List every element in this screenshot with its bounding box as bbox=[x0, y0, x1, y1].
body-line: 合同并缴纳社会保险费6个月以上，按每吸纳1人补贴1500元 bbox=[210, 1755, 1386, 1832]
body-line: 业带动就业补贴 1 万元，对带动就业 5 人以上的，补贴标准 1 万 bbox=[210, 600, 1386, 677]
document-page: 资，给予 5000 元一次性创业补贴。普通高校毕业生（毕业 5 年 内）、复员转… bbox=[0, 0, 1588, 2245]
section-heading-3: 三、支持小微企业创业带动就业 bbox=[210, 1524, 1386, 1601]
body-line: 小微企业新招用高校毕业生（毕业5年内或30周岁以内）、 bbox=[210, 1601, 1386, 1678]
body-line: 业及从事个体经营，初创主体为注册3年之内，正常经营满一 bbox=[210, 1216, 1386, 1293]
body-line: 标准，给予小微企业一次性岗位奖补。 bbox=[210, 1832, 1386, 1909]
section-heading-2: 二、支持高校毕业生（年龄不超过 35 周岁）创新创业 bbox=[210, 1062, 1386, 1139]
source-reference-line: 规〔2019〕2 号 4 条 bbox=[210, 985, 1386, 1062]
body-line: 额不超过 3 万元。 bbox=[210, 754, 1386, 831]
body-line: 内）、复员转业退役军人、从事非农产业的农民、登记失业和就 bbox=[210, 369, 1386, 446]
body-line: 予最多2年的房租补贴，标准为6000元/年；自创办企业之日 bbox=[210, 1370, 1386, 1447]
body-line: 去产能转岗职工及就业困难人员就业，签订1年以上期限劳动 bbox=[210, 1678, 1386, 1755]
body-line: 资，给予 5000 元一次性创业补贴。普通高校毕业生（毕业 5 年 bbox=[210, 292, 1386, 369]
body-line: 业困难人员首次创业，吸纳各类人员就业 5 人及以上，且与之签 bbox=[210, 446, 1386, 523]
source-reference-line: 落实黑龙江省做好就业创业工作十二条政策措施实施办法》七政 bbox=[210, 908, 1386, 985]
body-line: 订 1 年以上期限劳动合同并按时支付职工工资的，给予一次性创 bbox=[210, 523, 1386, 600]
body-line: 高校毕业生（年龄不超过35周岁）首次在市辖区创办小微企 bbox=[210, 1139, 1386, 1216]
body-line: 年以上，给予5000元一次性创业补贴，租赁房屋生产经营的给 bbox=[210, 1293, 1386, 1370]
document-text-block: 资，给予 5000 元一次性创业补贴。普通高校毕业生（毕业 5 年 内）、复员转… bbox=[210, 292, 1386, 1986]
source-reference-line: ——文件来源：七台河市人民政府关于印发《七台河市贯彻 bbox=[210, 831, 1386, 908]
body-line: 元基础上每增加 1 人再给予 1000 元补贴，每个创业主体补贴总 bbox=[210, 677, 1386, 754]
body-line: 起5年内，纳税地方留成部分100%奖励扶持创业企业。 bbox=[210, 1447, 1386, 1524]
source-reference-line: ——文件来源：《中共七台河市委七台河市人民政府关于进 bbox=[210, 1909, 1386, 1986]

_ _ _

### Task brief
Rewrite the records above, replacing every "body-line" with "text-line" and leaving everything else unchanged.

### Output for this exercise
List every element in this screenshot with its bounding box as bbox=[x0, y0, x1, y1].
text-line: 合同并缴纳社会保险费6个月以上，按每吸纳1人补贴1500元 bbox=[210, 1755, 1386, 1832]
text-line: 业带动就业补贴 1 万元，对带动就业 5 人以上的，补贴标准 1 万 bbox=[210, 600, 1386, 677]
document-page: 资，给予 5000 元一次性创业补贴。普通高校毕业生（毕业 5 年 内）、复员转… bbox=[0, 0, 1588, 2245]
section-heading-3: 三、支持小微企业创业带动就业 bbox=[210, 1524, 1386, 1601]
text-line: 小微企业新招用高校毕业生（毕业5年内或30周岁以内）、 bbox=[210, 1601, 1386, 1678]
text-line: 业及从事个体经营，初创主体为注册3年之内，正常经营满一 bbox=[210, 1216, 1386, 1293]
text-line: 标准，给予小微企业一次性岗位奖补。 bbox=[210, 1832, 1386, 1909]
section-heading-2: 二、支持高校毕业生（年龄不超过 35 周岁）创新创业 bbox=[210, 1062, 1386, 1139]
source-reference-line: 规〔2019〕2 号 4 条 bbox=[210, 985, 1386, 1062]
text-line: 额不超过 3 万元。 bbox=[210, 754, 1386, 831]
text-line: 内）、复员转业退役军人、从事非农产业的农民、登记失业和就 bbox=[210, 369, 1386, 446]
text-line: 予最多2年的房租补贴，标准为6000元/年；自创办企业之日 bbox=[210, 1370, 1386, 1447]
text-line: 去产能转岗职工及就业困难人员就业，签订1年以上期限劳动 bbox=[210, 1678, 1386, 1755]
text-line: 资，给予 5000 元一次性创业补贴。普通高校毕业生（毕业 5 年 bbox=[210, 292, 1386, 369]
text-line: 业困难人员首次创业，吸纳各类人员就业 5 人及以上，且与之签 bbox=[210, 446, 1386, 523]
source-reference-line: 落实黑龙江省做好就业创业工作十二条政策措施实施办法》七政 bbox=[210, 908, 1386, 985]
text-line: 订 1 年以上期限劳动合同并按时支付职工工资的，给予一次性创 bbox=[210, 523, 1386, 600]
text-line: 高校毕业生（年龄不超过35周岁）首次在市辖区创办小微企 bbox=[210, 1139, 1386, 1216]
text-line: 年以上，给予5000元一次性创业补贴，租赁房屋生产经营的给 bbox=[210, 1293, 1386, 1370]
document-text-block: 资，给予 5000 元一次性创业补贴。普通高校毕业生（毕业 5 年 内）、复员转… bbox=[210, 292, 1386, 1986]
source-reference-line: ——文件来源：七台河市人民政府关于印发《七台河市贯彻 bbox=[210, 831, 1386, 908]
text-line: 元基础上每增加 1 人再给予 1000 元补贴，每个创业主体补贴总 bbox=[210, 677, 1386, 754]
text-line: 起5年内，纳税地方留成部分100%奖励扶持创业企业。 bbox=[210, 1447, 1386, 1524]
source-reference-line: ——文件来源：《中共七台河市委七台河市人民政府关于进 bbox=[210, 1909, 1386, 1986]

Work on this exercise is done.